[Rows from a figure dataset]
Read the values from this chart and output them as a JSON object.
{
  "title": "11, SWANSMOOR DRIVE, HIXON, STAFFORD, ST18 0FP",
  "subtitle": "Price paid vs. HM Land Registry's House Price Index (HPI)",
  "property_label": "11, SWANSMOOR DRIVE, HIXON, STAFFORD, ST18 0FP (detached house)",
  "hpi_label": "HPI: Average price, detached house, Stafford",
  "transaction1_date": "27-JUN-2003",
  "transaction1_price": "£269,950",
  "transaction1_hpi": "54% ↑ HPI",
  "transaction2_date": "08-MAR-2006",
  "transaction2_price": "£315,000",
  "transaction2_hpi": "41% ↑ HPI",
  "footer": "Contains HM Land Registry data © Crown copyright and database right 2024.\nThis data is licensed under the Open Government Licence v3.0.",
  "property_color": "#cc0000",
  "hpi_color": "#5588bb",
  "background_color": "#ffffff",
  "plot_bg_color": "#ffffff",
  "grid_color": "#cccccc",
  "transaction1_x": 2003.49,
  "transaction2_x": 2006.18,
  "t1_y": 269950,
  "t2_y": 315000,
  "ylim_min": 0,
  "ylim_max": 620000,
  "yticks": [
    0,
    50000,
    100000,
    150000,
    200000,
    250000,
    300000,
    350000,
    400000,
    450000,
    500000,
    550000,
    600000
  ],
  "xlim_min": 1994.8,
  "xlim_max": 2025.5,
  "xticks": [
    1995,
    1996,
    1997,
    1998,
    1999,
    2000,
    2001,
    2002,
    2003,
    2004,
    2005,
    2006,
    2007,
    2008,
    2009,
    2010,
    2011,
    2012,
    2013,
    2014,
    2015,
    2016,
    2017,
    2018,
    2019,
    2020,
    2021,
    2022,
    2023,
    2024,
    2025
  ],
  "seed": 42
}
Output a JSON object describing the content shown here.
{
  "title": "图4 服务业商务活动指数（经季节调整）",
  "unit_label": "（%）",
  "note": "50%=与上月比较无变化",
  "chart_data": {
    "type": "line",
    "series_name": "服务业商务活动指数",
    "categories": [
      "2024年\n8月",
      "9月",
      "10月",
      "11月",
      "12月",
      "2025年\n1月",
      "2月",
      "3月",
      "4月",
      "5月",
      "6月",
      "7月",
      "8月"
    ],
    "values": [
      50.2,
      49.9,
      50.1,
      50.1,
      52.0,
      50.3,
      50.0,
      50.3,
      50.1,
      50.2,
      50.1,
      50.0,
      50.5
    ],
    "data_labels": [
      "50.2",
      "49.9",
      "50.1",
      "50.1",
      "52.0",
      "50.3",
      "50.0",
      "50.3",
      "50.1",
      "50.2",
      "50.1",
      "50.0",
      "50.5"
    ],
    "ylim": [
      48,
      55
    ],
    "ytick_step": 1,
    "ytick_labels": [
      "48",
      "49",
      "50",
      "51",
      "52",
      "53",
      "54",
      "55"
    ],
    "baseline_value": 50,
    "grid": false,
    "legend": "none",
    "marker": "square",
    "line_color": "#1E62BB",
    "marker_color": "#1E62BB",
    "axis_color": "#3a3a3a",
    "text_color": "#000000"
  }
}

**TASK DETAILS:** Write out all of the records once more, exactly.

**ANSWER TO THE EXERCISE:**
Read the values from this chart and output them as a JSON object.
{
  "title": "11, SWANSMOOR DRIVE, HIXON, STAFFORD, ST18 0FP",
  "subtitle": "Price paid vs. HM Land Registry's House Price Index (HPI)",
  "property_label": "11, SWANSMOOR DRIVE, HIXON, STAFFORD, ST18 0FP (detached house)",
  "hpi_label": "HPI: Average price, detached house, Stafford",
  "transaction1_date": "27-JUN-2003",
  "transaction1_price": "£269,950",
  "transaction1_hpi": "54% ↑ HPI",
  "transaction2_date": "08-MAR-2006",
  "transaction2_price": "£315,000",
  "transaction2_hpi": "41% ↑ HPI",
  "footer": "Contains HM Land Registry data © Crown copyright and database right 2024.\nThis data is licensed under the Open Government Licence v3.0.",
  "property_color": "#cc0000",
  "hpi_color": "#5588bb",
  "background_color": "#ffffff",
  "plot_bg_color": "#ffffff",
  "grid_color": "#cccccc",
  "transaction1_x": 2003.49,
  "transaction2_x": 2006.18,
  "t1_y": 269950,
  "t2_y": 315000,
  "ylim_min": 0,
  "ylim_max": 620000,
  "yticks": [
    0,
    50000,
    100000,
    150000,
    200000,
    250000,
    300000,
    350000,
    400000,
    450000,
    500000,
    550000,
    600000
  ],
  "xlim_min": 1994.8,
  "xlim_max": 2025.5,
  "xticks": [
    1995,
    1996,
    1997,
    1998,
    1999,
    2000,
    2001,
    2002,
    2003,
    2004,
    2005,
    2006,
    2007,
    2008,
    2009,
    2010,
    2011,
    2012,
    2013,
    2014,
    2015,
    2016,
    2017,
    2018,
    2019,
    2020,
    2021,
    2022,
    2023,
    2024,
    2025
  ],
  "seed": 42
}
Output a JSON object describing the content shown here.
{
  "title": "图4 服务业商务活动指数（经季节调整）",
  "unit_label": "（%）",
  "note": "50%=与上月比较无变化",
  "chart_data": {
    "type": "line",
    "series_name": "服务业商务活动指数",
    "categories": [
      "2024年\n8月",
      "9月",
      "10月",
      "11月",
      "12月",
      "2025年\n1月",
      "2月",
      "3月",
      "4月",
      "5月",
      "6月",
      "7月",
      "8月"
    ],
    "values": [
      50.2,
      49.9,
      50.1,
      50.1,
      52.0,
      50.3,
      50.0,
      50.3,
      50.1,
      50.2,
      50.1,
      50.0,
      50.5
    ],
    "data_labels": [
      "50.2",
      "49.9",
      "50.1",
      "50.1",
      "52.0",
      "50.3",
      "50.0",
      "50.3",
      "50.1",
      "50.2",
      "50.1",
      "50.0",
      "50.5"
    ],
    "ylim": [
      48,
      55
    ],
    "ytick_step": 1,
    "ytick_labels": [
      "48",
      "49",
      "50",
      "51",
      "52",
      "53",
      "54",
      "55"
    ],
    "baseline_value": 50,
    "grid": false,
    "legend": "none",
    "marker": "square",
    "line_color": "#1E62BB",
    "marker_color": "#1E62BB",
    "axis_color": "#3a3a3a",
    "text_color": "#000000"
  }
}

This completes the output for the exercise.